AIM OF THE TASK
Repeat the material below exactly, with no pictures.

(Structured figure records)
********
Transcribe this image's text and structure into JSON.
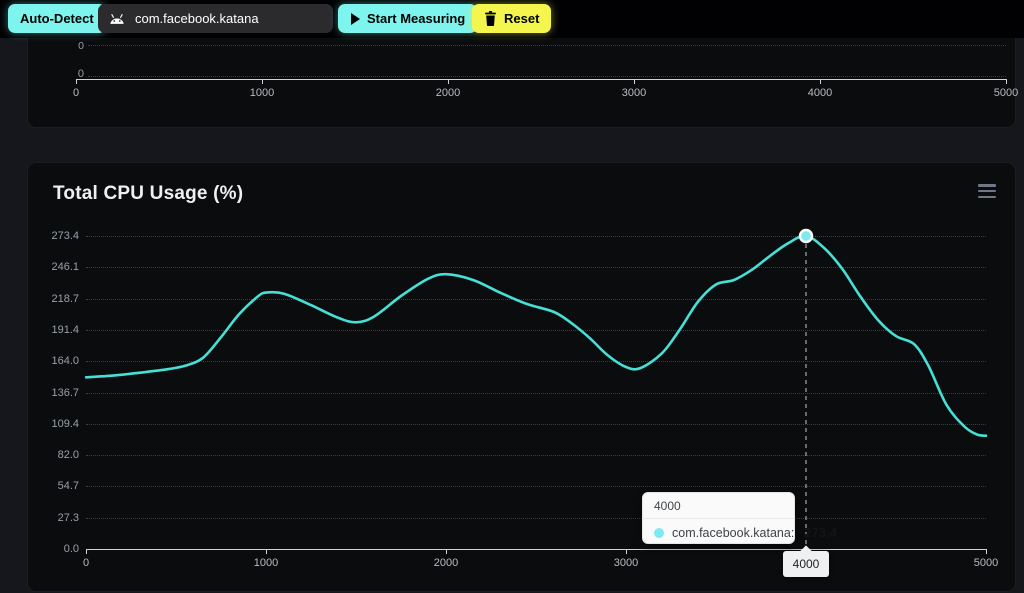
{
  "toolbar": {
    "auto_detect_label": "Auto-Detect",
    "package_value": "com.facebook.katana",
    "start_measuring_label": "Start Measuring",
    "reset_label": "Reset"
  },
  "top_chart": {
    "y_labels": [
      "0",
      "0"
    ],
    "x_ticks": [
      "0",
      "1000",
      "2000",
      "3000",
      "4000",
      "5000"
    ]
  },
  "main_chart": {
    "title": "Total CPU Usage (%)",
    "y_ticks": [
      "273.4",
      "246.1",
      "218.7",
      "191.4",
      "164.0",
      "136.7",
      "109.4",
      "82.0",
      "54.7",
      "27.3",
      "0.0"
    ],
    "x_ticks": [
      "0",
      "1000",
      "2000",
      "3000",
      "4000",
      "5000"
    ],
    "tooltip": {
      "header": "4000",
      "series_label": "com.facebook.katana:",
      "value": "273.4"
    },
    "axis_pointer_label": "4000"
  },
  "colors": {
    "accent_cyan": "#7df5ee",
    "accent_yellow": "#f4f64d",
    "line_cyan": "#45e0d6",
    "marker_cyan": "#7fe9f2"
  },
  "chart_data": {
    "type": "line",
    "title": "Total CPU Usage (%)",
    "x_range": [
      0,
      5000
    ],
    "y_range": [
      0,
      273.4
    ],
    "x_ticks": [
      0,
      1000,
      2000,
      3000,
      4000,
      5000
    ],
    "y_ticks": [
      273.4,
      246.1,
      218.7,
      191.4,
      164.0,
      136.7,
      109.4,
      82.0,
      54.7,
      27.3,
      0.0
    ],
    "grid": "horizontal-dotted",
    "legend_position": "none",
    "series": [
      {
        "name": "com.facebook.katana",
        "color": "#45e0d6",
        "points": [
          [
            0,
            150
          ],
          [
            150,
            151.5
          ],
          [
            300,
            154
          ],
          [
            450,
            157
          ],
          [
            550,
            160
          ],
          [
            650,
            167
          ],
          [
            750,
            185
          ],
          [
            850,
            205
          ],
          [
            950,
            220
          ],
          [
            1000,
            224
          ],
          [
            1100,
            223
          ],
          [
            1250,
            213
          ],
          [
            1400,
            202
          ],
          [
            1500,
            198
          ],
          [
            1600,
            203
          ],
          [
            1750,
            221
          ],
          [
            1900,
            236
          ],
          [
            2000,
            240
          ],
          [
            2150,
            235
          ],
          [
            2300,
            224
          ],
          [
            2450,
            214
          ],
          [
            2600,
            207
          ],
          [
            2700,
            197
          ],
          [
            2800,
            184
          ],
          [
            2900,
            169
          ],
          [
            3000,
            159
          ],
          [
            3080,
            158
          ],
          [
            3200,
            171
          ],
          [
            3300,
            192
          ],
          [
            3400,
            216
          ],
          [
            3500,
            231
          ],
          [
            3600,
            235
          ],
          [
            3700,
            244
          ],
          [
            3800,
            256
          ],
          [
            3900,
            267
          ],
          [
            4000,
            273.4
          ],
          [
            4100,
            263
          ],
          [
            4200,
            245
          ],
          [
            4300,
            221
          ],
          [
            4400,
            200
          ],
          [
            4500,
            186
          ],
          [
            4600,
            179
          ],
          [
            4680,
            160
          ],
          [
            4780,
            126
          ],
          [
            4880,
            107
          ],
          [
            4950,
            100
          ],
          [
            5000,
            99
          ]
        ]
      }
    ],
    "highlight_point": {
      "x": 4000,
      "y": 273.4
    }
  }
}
********
THE OUTPUT
Transcribe this image's text and structure into JSON.
{
  "toolbar": {
    "auto_detect_label": "Auto-Detect",
    "package_value": "com.facebook.katana",
    "start_measuring_label": "Start Measuring",
    "reset_label": "Reset"
  },
  "top_chart": {
    "y_labels": [
      "0",
      "0"
    ],
    "x_ticks": [
      "0",
      "1000",
      "2000",
      "3000",
      "4000",
      "5000"
    ]
  },
  "main_chart": {
    "title": "Total CPU Usage (%)",
    "y_ticks": [
      "273.4",
      "246.1",
      "218.7",
      "191.4",
      "164.0",
      "136.7",
      "109.4",
      "82.0",
      "54.7",
      "27.3",
      "0.0"
    ],
    "x_ticks": [
      "0",
      "1000",
      "2000",
      "3000",
      "4000",
      "5000"
    ],
    "tooltip": {
      "header": "4000",
      "series_label": "com.facebook.katana:",
      "value": "273.4"
    },
    "axis_pointer_label": "4000"
  },
  "colors": {
    "accent_cyan": "#7df5ee",
    "accent_yellow": "#f4f64d",
    "line_cyan": "#45e0d6",
    "marker_cyan": "#7fe9f2"
  },
  "chart_data": {
    "type": "line",
    "title": "Total CPU Usage (%)",
    "x_range": [
      0,
      5000
    ],
    "y_range": [
      0,
      273.4
    ],
    "x_ticks": [
      0,
      1000,
      2000,
      3000,
      4000,
      5000
    ],
    "y_ticks": [
      273.4,
      246.1,
      218.7,
      191.4,
      164.0,
      136.7,
      109.4,
      82.0,
      54.7,
      27.3,
      0.0
    ],
    "grid": "horizontal-dotted",
    "legend_position": "none",
    "series": [
      {
        "name": "com.facebook.katana",
        "color": "#45e0d6",
        "points": [
          [
            0,
            150
          ],
          [
            150,
            151.5
          ],
          [
            300,
            154
          ],
          [
            450,
            157
          ],
          [
            550,
            160
          ],
          [
            650,
            167
          ],
          [
            750,
            185
          ],
          [
            850,
            205
          ],
          [
            950,
            220
          ],
          [
            1000,
            224
          ],
          [
            1100,
            223
          ],
          [
            1250,
            213
          ],
          [
            1400,
            202
          ],
          [
            1500,
            198
          ],
          [
            1600,
            203
          ],
          [
            1750,
            221
          ],
          [
            1900,
            236
          ],
          [
            2000,
            240
          ],
          [
            2150,
            235
          ],
          [
            2300,
            224
          ],
          [
            2450,
            214
          ],
          [
            2600,
            207
          ],
          [
            2700,
            197
          ],
          [
            2800,
            184
          ],
          [
            2900,
            169
          ],
          [
            3000,
            159
          ],
          [
            3080,
            158
          ],
          [
            3200,
            171
          ],
          [
            3300,
            192
          ],
          [
            3400,
            216
          ],
          [
            3500,
            231
          ],
          [
            3600,
            235
          ],
          [
            3700,
            244
          ],
          [
            3800,
            256
          ],
          [
            3900,
            267
          ],
          [
            4000,
            273.4
          ],
          [
            4100,
            263
          ],
          [
            4200,
            245
          ],
          [
            4300,
            221
          ],
          [
            4400,
            200
          ],
          [
            4500,
            186
          ],
          [
            4600,
            179
          ],
          [
            4680,
            160
          ],
          [
            4780,
            126
          ],
          [
            4880,
            107
          ],
          [
            4950,
            100
          ],
          [
            5000,
            99
          ]
        ]
      }
    ],
    "highlight_point": {
      "x": 4000,
      "y": 273.4
    }
  }
}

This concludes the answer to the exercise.